§ **Your task**: Read the lines that follow and pick out every one containing the word "पदहर".

#### Dataset excerpts

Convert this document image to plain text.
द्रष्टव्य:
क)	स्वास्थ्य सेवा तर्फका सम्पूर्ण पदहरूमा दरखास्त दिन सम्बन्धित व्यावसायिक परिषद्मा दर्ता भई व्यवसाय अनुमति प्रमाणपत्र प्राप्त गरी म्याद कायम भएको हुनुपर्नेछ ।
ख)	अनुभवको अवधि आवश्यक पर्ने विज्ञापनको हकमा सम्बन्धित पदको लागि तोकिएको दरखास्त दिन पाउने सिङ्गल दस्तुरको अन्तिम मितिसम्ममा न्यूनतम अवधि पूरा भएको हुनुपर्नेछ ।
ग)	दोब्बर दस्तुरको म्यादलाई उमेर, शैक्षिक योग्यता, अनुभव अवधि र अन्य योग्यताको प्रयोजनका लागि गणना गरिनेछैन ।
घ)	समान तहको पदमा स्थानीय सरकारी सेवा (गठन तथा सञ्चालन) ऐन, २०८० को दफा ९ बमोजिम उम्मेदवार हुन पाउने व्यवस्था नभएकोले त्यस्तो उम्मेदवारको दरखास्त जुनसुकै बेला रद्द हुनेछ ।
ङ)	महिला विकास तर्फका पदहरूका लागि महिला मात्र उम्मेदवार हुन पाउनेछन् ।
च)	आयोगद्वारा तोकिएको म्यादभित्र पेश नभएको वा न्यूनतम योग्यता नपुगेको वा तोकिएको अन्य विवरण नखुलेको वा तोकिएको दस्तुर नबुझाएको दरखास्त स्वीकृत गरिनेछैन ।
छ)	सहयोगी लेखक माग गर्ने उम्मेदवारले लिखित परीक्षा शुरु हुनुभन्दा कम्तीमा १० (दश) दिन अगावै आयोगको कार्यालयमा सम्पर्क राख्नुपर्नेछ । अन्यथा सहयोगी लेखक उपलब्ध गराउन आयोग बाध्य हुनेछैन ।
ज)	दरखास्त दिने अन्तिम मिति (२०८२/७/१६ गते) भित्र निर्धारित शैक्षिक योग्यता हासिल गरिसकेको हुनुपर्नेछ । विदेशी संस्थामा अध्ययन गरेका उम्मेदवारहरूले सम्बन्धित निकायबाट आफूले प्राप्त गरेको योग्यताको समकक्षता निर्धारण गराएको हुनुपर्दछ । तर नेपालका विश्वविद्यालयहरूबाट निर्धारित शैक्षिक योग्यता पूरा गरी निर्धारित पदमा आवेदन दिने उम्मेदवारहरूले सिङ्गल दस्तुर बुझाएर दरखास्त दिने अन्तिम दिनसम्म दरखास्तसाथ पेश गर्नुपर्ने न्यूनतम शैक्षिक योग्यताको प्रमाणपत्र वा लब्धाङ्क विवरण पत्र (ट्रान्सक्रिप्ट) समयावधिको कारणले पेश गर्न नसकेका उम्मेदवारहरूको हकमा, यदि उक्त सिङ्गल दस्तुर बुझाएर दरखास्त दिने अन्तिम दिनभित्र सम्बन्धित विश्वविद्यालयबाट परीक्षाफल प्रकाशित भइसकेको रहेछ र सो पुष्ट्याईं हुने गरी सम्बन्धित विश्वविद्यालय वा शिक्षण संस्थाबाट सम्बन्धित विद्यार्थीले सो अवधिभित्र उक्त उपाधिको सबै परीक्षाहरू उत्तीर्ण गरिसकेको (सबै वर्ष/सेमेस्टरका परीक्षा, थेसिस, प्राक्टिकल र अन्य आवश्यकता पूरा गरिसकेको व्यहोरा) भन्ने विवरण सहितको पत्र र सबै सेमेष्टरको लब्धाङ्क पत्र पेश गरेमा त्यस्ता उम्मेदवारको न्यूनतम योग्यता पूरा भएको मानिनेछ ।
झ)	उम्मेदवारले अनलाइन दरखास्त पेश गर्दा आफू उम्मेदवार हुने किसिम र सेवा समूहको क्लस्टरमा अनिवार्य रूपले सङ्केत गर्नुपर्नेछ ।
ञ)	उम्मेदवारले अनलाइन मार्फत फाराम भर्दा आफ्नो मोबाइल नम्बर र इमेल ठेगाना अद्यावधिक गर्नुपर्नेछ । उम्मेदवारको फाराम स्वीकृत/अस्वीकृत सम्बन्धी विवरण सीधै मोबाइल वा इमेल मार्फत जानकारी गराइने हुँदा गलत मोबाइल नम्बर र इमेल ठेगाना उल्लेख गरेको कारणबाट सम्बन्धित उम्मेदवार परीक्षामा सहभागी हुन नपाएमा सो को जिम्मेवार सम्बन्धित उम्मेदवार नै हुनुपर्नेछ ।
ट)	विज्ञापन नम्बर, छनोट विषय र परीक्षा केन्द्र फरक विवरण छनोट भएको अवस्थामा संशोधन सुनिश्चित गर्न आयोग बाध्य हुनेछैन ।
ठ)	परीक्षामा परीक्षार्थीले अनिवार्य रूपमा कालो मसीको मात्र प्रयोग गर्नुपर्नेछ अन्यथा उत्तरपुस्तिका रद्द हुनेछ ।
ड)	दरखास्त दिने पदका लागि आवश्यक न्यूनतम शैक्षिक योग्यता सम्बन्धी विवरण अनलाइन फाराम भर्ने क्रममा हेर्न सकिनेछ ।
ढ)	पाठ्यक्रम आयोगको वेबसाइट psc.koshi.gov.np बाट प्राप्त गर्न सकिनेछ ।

########

§ **Finished answer**:
क)	स्वास्थ्य सेवा तर्फका सम्पूर्ण पदहरूमा दरखास्त दिन सम्बन्धित व्यावसायिक परिषद्मा दर्ता भई व्यवसाय अनुमति प्रमाणपत्र प्राप्त गरी म्याद कायम भएको हुनुपर्नेछ ।
ङ)	महिला विकास तर्फका पदहरूका लागि महिला मात्र उम्मेदवार हुन पाउनेछन् ।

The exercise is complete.